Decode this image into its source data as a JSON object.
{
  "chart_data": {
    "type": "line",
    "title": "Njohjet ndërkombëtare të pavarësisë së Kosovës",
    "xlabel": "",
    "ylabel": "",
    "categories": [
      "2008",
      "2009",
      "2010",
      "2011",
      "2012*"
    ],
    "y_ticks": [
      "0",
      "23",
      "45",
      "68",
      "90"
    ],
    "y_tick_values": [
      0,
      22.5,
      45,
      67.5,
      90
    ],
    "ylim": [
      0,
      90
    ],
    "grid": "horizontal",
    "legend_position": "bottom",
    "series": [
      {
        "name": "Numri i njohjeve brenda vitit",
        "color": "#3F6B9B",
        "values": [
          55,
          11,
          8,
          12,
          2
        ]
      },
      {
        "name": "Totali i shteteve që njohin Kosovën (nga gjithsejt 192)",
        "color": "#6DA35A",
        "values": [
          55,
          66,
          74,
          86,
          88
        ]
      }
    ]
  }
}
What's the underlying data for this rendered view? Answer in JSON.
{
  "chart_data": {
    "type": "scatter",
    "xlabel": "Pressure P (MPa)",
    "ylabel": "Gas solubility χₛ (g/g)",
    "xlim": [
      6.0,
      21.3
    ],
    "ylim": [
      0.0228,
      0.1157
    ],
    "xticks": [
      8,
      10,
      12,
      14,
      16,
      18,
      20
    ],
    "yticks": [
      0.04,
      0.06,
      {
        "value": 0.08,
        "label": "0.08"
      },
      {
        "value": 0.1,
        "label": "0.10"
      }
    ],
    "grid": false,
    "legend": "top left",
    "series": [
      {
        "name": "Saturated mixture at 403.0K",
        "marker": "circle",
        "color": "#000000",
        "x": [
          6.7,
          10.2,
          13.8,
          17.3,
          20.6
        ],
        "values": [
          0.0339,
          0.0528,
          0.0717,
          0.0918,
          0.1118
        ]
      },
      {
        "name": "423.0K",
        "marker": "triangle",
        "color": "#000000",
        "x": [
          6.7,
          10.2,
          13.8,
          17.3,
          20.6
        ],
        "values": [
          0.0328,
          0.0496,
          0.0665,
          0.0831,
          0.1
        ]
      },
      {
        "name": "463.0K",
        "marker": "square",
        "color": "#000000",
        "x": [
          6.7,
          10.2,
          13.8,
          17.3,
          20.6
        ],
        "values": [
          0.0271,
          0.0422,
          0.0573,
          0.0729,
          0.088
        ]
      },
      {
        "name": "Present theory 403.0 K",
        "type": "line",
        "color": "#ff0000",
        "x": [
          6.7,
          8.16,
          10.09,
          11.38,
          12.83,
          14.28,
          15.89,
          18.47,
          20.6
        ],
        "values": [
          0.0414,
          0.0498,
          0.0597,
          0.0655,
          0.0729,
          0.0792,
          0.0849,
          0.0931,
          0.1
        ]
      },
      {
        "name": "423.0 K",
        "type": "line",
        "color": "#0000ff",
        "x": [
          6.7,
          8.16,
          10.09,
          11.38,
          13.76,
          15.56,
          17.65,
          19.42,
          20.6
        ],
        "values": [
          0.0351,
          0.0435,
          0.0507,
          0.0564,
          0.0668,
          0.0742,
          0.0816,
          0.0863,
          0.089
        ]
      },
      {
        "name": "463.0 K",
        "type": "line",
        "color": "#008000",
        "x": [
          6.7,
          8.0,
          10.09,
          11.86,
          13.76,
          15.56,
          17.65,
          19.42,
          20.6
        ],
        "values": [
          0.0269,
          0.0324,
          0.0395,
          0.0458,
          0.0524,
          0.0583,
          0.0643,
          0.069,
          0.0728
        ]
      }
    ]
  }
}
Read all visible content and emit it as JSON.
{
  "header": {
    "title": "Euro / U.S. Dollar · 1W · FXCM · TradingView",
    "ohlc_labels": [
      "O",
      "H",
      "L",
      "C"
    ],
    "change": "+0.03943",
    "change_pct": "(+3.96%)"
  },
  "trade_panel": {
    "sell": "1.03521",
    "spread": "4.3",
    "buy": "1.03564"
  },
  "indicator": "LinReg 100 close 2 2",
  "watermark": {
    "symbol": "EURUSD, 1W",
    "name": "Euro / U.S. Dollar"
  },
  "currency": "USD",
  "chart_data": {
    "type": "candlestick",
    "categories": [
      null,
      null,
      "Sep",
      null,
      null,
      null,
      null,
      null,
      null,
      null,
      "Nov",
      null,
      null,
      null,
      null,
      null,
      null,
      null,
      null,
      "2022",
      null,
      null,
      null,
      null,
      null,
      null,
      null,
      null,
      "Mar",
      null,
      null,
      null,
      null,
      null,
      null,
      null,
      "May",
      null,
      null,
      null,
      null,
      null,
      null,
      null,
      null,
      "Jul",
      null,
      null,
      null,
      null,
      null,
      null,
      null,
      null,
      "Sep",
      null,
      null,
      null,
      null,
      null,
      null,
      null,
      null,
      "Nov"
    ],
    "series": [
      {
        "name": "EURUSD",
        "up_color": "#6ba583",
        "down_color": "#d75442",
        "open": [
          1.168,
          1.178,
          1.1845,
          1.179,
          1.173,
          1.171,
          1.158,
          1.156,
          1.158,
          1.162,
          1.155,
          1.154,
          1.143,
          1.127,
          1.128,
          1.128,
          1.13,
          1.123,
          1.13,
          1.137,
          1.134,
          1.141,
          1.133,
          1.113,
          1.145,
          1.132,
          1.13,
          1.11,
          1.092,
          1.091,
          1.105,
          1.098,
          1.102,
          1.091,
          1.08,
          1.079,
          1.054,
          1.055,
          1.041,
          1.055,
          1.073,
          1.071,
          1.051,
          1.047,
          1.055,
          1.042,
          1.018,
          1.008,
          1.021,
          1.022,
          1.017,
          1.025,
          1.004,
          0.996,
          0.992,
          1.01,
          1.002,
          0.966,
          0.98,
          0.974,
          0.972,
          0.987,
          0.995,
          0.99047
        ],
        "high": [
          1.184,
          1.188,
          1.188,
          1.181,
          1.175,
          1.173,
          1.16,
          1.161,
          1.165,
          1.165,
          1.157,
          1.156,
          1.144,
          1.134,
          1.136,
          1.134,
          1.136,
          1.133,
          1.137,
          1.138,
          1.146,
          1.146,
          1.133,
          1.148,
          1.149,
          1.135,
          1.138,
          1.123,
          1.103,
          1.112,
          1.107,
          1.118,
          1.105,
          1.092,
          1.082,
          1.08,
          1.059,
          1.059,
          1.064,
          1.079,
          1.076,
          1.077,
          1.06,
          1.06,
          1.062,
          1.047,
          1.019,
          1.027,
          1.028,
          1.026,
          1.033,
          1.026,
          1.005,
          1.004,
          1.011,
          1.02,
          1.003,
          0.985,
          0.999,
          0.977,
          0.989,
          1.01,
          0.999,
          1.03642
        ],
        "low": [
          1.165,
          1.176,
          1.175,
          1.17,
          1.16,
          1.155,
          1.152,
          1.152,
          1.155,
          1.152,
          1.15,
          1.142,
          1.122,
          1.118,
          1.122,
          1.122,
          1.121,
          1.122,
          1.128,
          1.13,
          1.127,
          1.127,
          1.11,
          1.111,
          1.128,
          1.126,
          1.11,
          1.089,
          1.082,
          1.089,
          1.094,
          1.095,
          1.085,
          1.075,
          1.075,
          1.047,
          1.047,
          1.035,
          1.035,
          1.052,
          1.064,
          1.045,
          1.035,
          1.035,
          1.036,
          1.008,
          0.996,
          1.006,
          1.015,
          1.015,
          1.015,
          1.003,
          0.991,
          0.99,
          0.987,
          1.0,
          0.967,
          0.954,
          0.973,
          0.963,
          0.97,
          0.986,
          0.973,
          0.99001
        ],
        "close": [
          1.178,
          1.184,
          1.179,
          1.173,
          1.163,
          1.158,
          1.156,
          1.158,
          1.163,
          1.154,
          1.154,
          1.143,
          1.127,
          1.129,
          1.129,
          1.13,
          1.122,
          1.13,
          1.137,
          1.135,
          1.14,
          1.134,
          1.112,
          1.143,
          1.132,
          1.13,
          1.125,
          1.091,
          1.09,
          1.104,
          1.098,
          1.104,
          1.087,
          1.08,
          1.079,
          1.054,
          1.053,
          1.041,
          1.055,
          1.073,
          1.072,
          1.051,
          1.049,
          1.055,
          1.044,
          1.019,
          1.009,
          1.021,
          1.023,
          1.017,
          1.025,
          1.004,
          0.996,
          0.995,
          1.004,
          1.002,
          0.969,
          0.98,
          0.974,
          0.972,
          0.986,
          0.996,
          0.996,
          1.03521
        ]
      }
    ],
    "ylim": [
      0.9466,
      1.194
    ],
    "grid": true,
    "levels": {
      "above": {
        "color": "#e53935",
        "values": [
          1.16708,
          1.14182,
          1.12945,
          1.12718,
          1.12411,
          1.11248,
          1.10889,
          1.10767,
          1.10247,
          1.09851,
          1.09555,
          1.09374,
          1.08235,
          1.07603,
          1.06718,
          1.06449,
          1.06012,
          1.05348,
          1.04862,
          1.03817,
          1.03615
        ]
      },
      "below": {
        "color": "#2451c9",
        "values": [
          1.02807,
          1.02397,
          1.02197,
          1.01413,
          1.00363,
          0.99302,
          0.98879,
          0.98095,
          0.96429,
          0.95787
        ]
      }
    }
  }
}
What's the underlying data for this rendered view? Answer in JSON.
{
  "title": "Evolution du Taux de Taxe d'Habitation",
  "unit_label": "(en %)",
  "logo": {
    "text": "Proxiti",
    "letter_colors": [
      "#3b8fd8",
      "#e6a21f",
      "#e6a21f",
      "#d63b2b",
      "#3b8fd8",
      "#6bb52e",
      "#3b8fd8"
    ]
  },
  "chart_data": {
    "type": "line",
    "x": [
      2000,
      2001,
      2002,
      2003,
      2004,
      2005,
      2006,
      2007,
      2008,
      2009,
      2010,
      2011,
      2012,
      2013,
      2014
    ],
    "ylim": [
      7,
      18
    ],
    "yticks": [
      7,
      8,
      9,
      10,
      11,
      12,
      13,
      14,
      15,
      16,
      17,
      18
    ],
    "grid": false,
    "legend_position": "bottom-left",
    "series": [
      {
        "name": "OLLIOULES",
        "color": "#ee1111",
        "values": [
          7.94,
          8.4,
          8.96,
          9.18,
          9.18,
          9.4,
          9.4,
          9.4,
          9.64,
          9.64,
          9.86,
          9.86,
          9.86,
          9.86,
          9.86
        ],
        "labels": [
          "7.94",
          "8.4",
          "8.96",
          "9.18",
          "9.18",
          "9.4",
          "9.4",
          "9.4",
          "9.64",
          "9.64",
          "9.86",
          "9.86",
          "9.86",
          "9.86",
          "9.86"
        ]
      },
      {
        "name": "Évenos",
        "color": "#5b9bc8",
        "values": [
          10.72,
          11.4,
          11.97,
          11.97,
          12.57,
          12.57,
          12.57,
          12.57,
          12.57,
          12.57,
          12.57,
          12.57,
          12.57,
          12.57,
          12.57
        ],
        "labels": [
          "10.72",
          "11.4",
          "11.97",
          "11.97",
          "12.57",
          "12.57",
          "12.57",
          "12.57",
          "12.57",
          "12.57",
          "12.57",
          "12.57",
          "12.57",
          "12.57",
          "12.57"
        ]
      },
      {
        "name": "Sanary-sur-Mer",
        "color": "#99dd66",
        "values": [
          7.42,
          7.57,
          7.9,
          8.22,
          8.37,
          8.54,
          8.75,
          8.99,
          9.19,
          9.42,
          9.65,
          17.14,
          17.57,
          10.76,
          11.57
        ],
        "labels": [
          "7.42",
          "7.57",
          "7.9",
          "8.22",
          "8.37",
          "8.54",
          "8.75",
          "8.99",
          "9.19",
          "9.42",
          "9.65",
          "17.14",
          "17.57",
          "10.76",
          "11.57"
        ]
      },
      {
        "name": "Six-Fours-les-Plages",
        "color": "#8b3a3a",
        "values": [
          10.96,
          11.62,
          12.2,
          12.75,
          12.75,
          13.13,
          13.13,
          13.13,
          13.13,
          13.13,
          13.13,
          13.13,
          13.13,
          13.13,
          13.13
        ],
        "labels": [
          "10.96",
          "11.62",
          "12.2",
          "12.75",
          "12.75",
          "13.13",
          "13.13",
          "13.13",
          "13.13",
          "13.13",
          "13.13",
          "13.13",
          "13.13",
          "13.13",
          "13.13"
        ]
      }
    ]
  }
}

══════════

SET PROBLEM:
Show every line from the listing above in which the string "Dollar" appears.

SOLUTION:
    "title": "Euro / U.S. Dollar · 1W · FXCM · TradingView",
    "name": "Euro / U.S. Dollar"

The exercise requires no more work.